### AIM
Copy every line with the string "otra" in it.
------------------------------
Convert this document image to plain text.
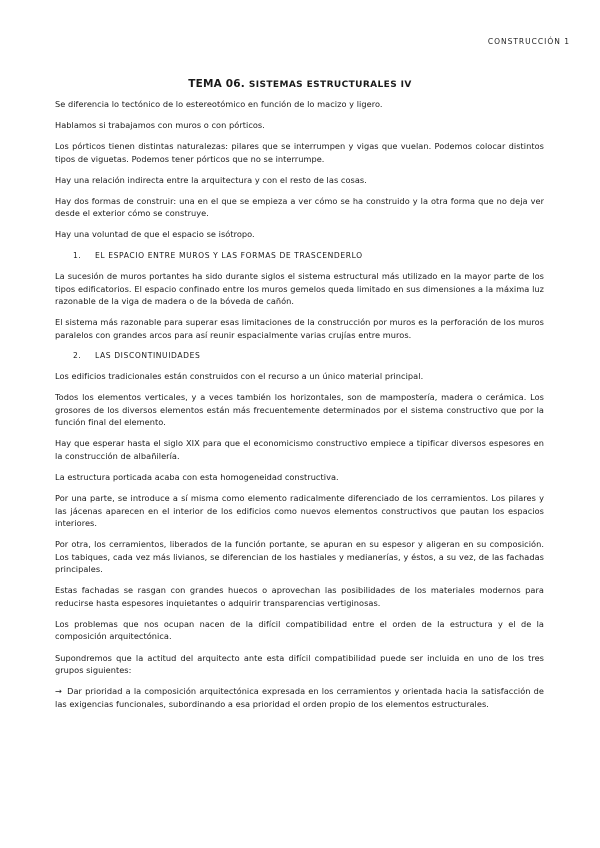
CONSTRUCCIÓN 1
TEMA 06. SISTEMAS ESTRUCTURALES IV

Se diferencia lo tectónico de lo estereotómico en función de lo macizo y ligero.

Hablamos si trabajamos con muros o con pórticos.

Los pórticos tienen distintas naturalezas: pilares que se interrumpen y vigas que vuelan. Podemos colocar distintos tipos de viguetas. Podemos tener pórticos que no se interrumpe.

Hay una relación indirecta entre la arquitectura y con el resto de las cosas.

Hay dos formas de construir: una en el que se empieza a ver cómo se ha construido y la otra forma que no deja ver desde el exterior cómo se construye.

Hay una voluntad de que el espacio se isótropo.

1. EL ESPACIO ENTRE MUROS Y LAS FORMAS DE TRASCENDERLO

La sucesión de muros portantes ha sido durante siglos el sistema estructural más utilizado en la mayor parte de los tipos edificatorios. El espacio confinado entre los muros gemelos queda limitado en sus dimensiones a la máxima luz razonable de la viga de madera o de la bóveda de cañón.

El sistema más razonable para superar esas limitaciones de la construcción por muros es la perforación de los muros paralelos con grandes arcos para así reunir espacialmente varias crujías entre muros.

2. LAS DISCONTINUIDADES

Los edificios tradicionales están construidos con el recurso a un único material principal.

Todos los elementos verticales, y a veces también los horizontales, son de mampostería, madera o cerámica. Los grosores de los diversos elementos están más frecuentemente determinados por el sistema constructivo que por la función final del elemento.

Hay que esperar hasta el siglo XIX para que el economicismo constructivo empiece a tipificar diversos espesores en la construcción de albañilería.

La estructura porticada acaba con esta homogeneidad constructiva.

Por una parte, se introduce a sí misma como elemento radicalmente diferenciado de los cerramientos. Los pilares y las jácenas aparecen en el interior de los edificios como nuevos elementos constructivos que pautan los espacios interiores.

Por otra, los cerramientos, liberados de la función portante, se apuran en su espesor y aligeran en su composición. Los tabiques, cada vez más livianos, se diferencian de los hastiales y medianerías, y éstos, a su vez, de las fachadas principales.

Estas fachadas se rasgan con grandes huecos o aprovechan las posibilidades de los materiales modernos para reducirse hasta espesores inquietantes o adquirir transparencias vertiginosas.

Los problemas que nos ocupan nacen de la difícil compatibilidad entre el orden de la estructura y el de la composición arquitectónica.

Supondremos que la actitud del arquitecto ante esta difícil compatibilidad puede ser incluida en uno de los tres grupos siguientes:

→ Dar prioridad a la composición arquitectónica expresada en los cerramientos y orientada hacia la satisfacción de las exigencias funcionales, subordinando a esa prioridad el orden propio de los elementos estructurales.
------------------------------
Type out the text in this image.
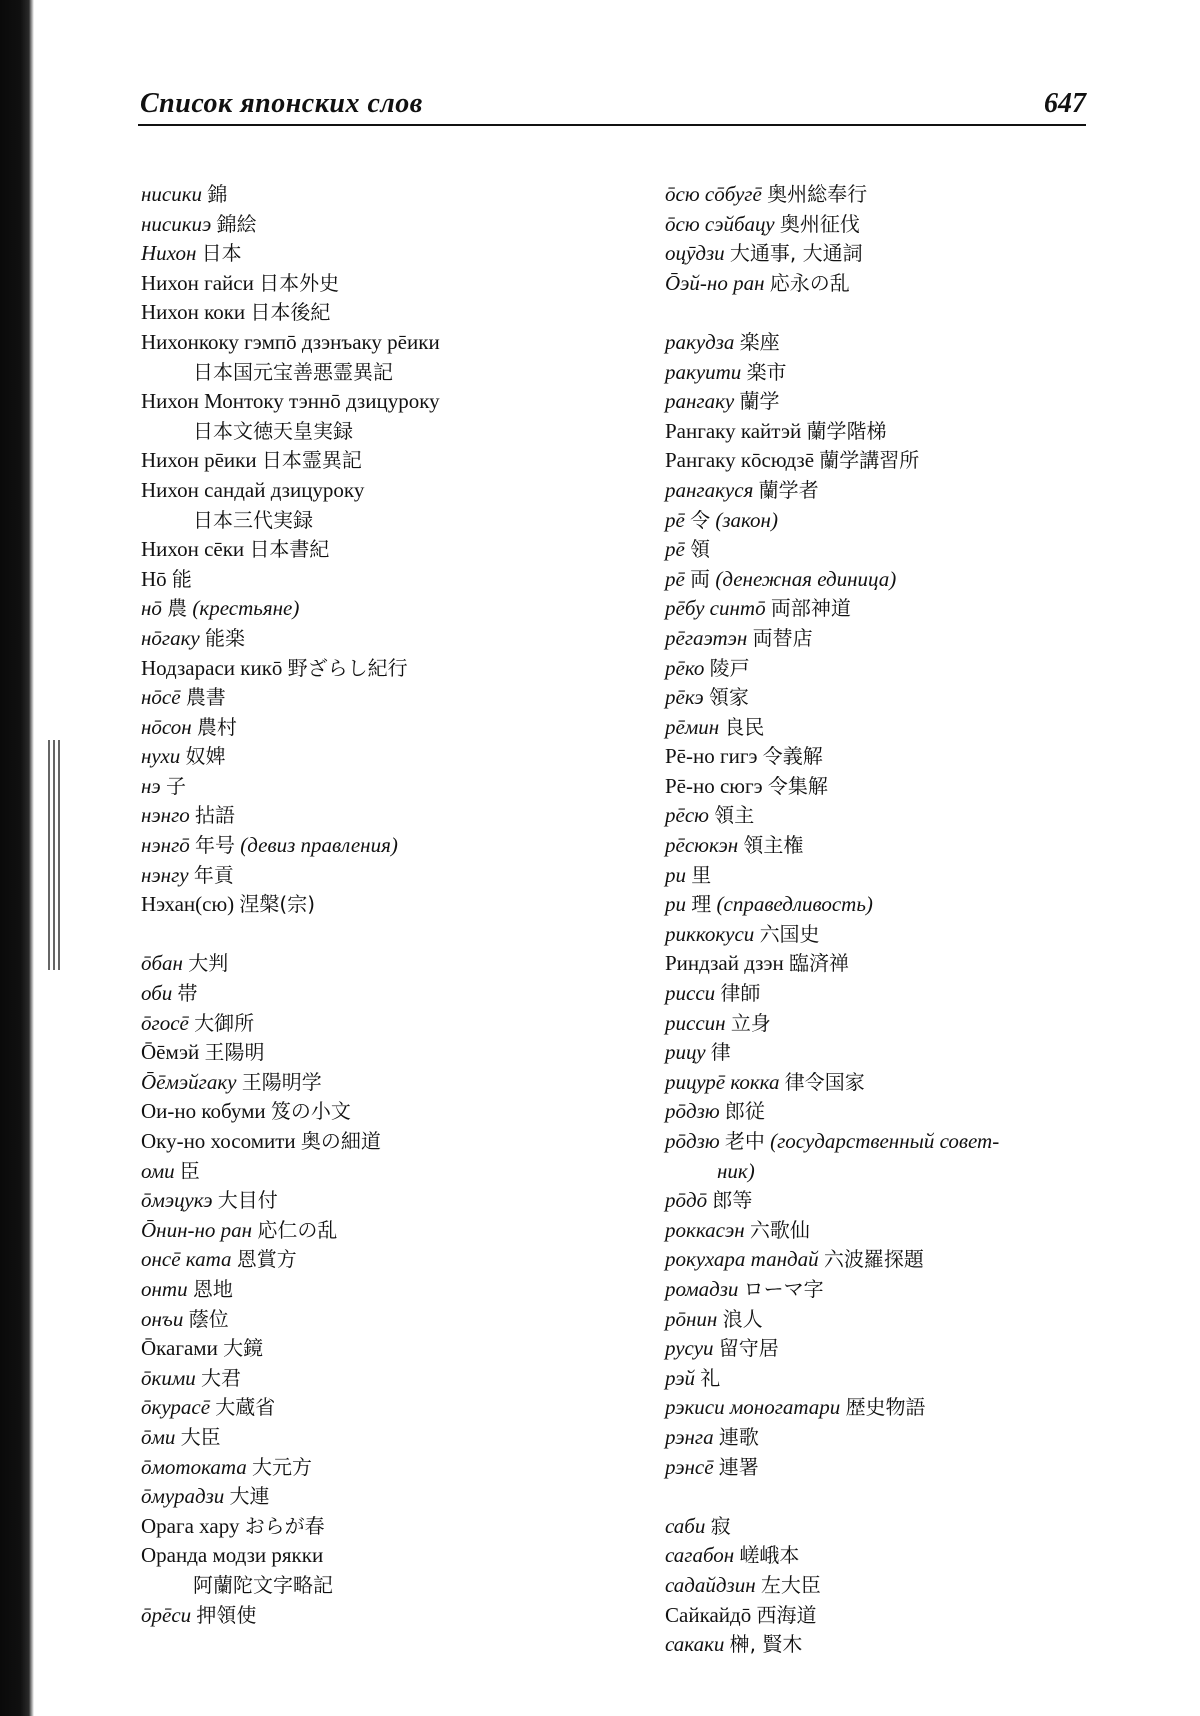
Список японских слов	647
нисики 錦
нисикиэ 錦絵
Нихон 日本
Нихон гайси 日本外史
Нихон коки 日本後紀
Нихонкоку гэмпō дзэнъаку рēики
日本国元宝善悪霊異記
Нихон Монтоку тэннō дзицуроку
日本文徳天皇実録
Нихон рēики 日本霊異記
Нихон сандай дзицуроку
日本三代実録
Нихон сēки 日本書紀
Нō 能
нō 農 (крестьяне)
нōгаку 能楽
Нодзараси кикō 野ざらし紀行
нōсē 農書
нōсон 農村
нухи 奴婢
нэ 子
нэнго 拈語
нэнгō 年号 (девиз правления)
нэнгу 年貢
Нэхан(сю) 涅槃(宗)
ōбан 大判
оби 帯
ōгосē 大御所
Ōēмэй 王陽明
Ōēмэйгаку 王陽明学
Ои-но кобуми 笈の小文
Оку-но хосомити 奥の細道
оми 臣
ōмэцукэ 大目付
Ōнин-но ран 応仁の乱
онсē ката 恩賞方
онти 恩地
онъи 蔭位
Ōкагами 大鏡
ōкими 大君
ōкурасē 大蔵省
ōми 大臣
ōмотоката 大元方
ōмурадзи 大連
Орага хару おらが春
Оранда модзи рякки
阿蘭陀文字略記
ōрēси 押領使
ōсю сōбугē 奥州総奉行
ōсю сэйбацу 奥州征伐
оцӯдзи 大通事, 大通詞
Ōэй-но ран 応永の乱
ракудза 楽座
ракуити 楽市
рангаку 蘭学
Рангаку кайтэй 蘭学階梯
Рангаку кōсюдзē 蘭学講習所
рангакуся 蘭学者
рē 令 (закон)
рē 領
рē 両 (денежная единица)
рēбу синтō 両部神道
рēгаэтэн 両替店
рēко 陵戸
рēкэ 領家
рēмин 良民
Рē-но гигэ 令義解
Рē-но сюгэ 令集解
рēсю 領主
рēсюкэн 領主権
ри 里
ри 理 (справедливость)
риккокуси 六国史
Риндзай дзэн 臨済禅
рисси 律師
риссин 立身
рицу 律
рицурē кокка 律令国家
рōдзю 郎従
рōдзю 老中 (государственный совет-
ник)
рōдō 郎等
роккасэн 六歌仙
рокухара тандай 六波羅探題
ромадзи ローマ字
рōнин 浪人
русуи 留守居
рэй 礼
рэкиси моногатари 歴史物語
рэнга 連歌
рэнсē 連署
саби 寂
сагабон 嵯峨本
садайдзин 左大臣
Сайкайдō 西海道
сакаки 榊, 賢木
------------------------------
### RESPONSE BELOW
Hay dos formas de construir: una en el que se empieza a ver cómo se ha construido y la otra forma que no deja ver desde el exterior cómo se construye.
Por otra, los cerramientos, liberados de la función portante, se apuran en su espesor y aligeran en su composición. Los tabiques, cada vez más livianos, se diferencian de los hastiales y medianerías, y éstos, a su vez, de las fachadas principales.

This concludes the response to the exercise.